- [SET PROBLEM]
Can you copy out the data exactly? Leave the images out.

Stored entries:
# # # #

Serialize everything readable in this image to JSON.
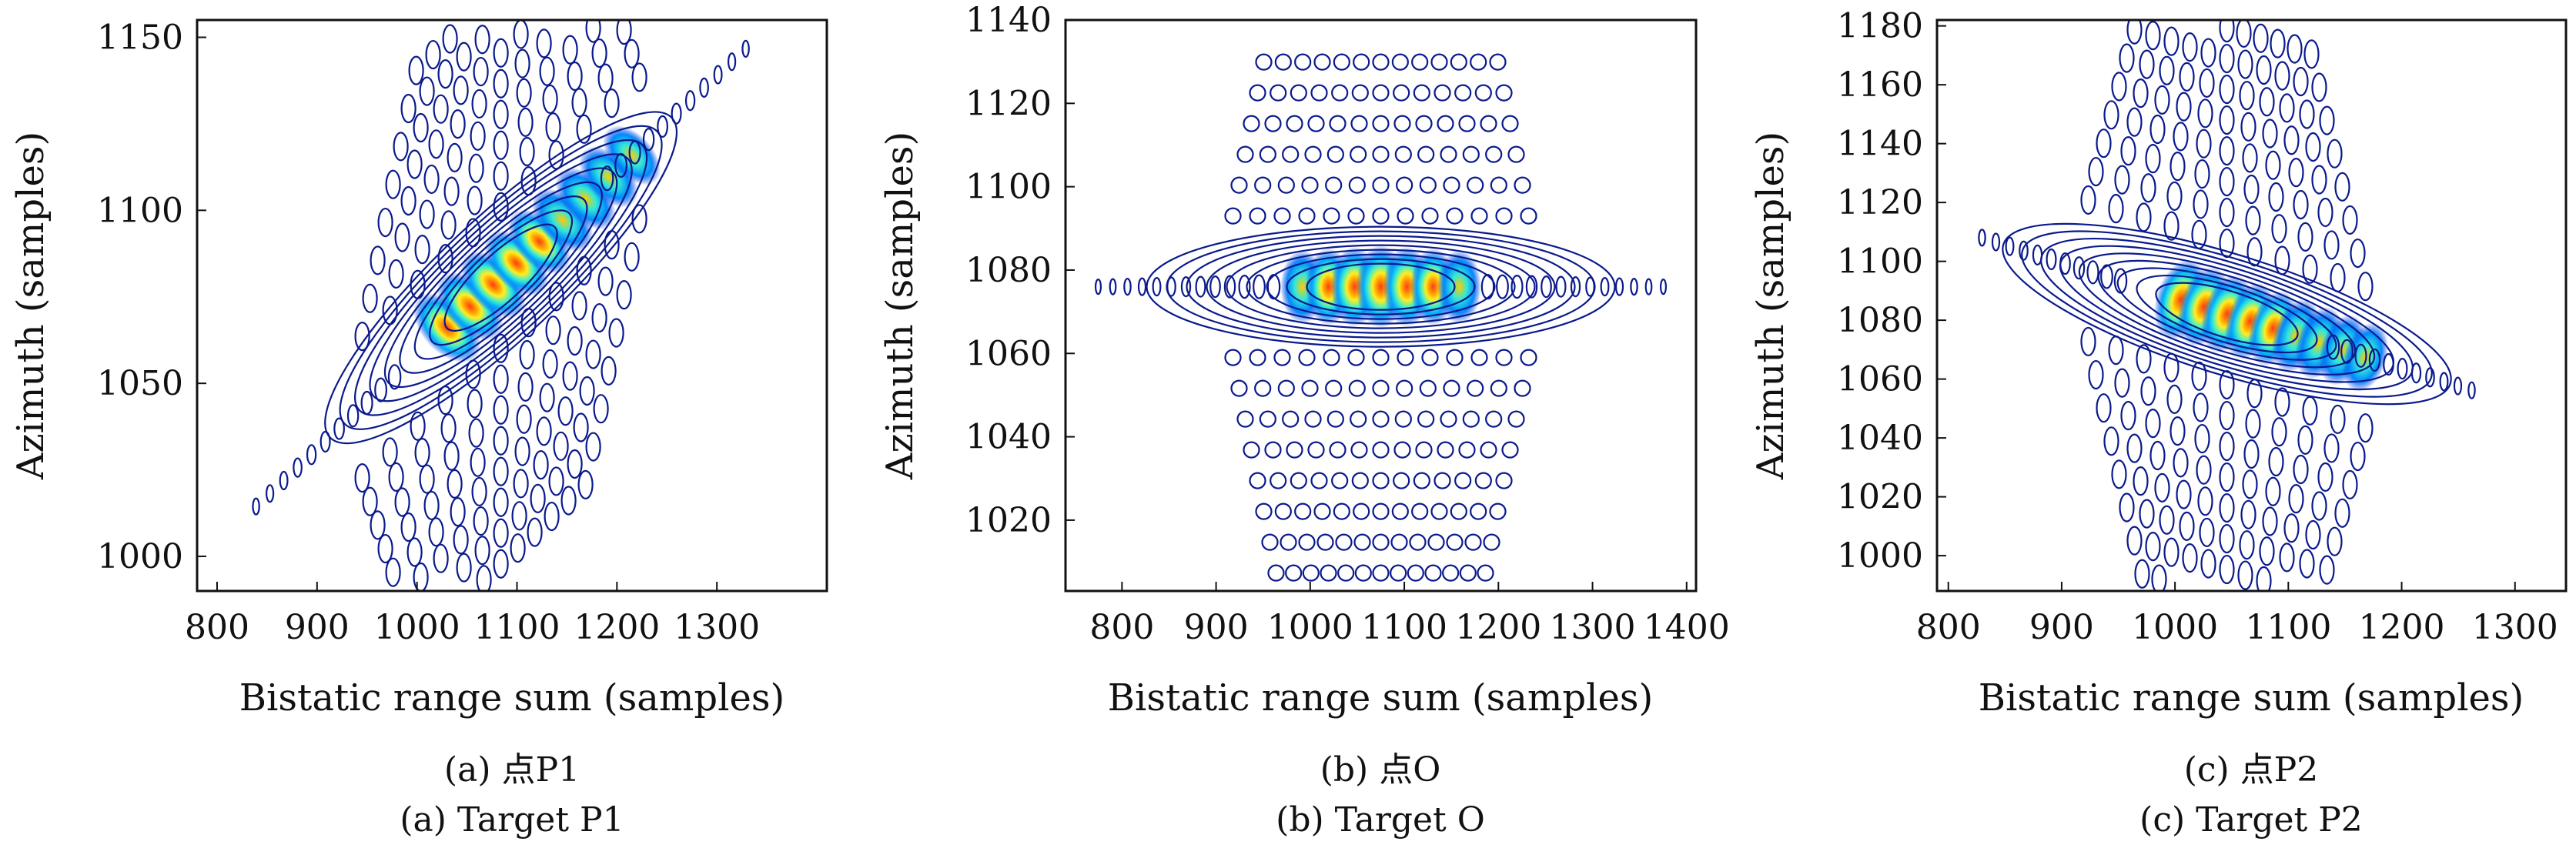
{
  "chart_data": [
    {
      "type": "heatmap",
      "subtype": "contour",
      "caption_cn": "(a) 点P1",
      "caption_en": "(a) Target P1",
      "xlabel": "Bistatic range sum (samples)",
      "ylabel": "Azimuth (samples)",
      "xlim": [
        780,
        1410
      ],
      "ylim": [
        990,
        1155
      ],
      "xticks": [
        800,
        900,
        1000,
        1100,
        1200,
        1300
      ],
      "yticks": [
        1000,
        1050,
        1100,
        1150
      ],
      "peak": {
        "x": 1030,
        "y": 1066
      },
      "main_axis_slope": 0.27,
      "cross_axis_slope": -3.0,
      "colormap": "jet",
      "contour_color": "#0a1a8c",
      "grid": false
    },
    {
      "type": "heatmap",
      "subtype": "contour",
      "caption_cn": "(b) 点O",
      "caption_en": "(b) Target O",
      "xlabel": "Bistatic range sum (samples)",
      "ylabel": "Azimuth (samples)",
      "xlim": [
        740,
        1410
      ],
      "ylim": [
        1003,
        1140
      ],
      "xticks": [
        800,
        900,
        1000,
        1100,
        1200,
        1300,
        1400
      ],
      "yticks": [
        1020,
        1040,
        1060,
        1080,
        1100,
        1120,
        1140
      ],
      "peak": {
        "x": 1075,
        "y": 1076
      },
      "main_axis_slope": 0,
      "cross_axis_slope": null,
      "colormap": "jet",
      "contour_color": "#0a1a8c",
      "grid": false
    },
    {
      "type": "heatmap",
      "subtype": "contour",
      "caption_cn": "(c) 点P2",
      "caption_en": "(c) Target P2",
      "xlabel": "Bistatic range sum (samples)",
      "ylabel": "Azimuth (samples)",
      "xlim": [
        790,
        1345
      ],
      "ylim": [
        988,
        1182
      ],
      "xticks": [
        800,
        900,
        1000,
        1100,
        1200,
        1300
      ],
      "yticks": [
        1000,
        1020,
        1040,
        1060,
        1080,
        1100,
        1120,
        1140,
        1160,
        1180
      ],
      "peak": {
        "x": 1005,
        "y": 1087
      },
      "main_axis_slope": -0.12,
      "cross_axis_slope": 1.8,
      "colormap": "jet",
      "contour_color": "#0a1a8c",
      "grid": false
    }
  ]
}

# # # #

- [ANSWER TO THIS EXERCISE]
Serialize everything readable in this image to JSON.
{
  "chart_data": [
    {
      "type": "heatmap",
      "subtype": "contour",
      "caption_cn": "(a) 点P1",
      "caption_en": "(a) Target P1",
      "xlabel": "Bistatic range sum (samples)",
      "ylabel": "Azimuth (samples)",
      "xlim": [
        780,
        1410
      ],
      "ylim": [
        990,
        1155
      ],
      "xticks": [
        800,
        900,
        1000,
        1100,
        1200,
        1300
      ],
      "yticks": [
        1000,
        1050,
        1100,
        1150
      ],
      "peak": {
        "x": 1030,
        "y": 1066
      },
      "main_axis_slope": 0.27,
      "cross_axis_slope": -3.0,
      "colormap": "jet",
      "contour_color": "#0a1a8c",
      "grid": false
    },
    {
      "type": "heatmap",
      "subtype": "contour",
      "caption_cn": "(b) 点O",
      "caption_en": "(b) Target O",
      "xlabel": "Bistatic range sum (samples)",
      "ylabel": "Azimuth (samples)",
      "xlim": [
        740,
        1410
      ],
      "ylim": [
        1003,
        1140
      ],
      "xticks": [
        800,
        900,
        1000,
        1100,
        1200,
        1300,
        1400
      ],
      "yticks": [
        1020,
        1040,
        1060,
        1080,
        1100,
        1120,
        1140
      ],
      "peak": {
        "x": 1075,
        "y": 1076
      },
      "main_axis_slope": 0,
      "cross_axis_slope": null,
      "colormap": "jet",
      "contour_color": "#0a1a8c",
      "grid": false
    },
    {
      "type": "heatmap",
      "subtype": "contour",
      "caption_cn": "(c) 点P2",
      "caption_en": "(c) Target P2",
      "xlabel": "Bistatic range sum (samples)",
      "ylabel": "Azimuth (samples)",
      "xlim": [
        790,
        1345
      ],
      "ylim": [
        988,
        1182
      ],
      "xticks": [
        800,
        900,
        1000,
        1100,
        1200,
        1300
      ],
      "yticks": [
        1000,
        1020,
        1040,
        1060,
        1080,
        1100,
        1120,
        1140,
        1160,
        1180
      ],
      "peak": {
        "x": 1005,
        "y": 1087
      },
      "main_axis_slope": -0.12,
      "cross_axis_slope": 1.8,
      "colormap": "jet",
      "contour_color": "#0a1a8c",
      "grid": false
    }
  ]
}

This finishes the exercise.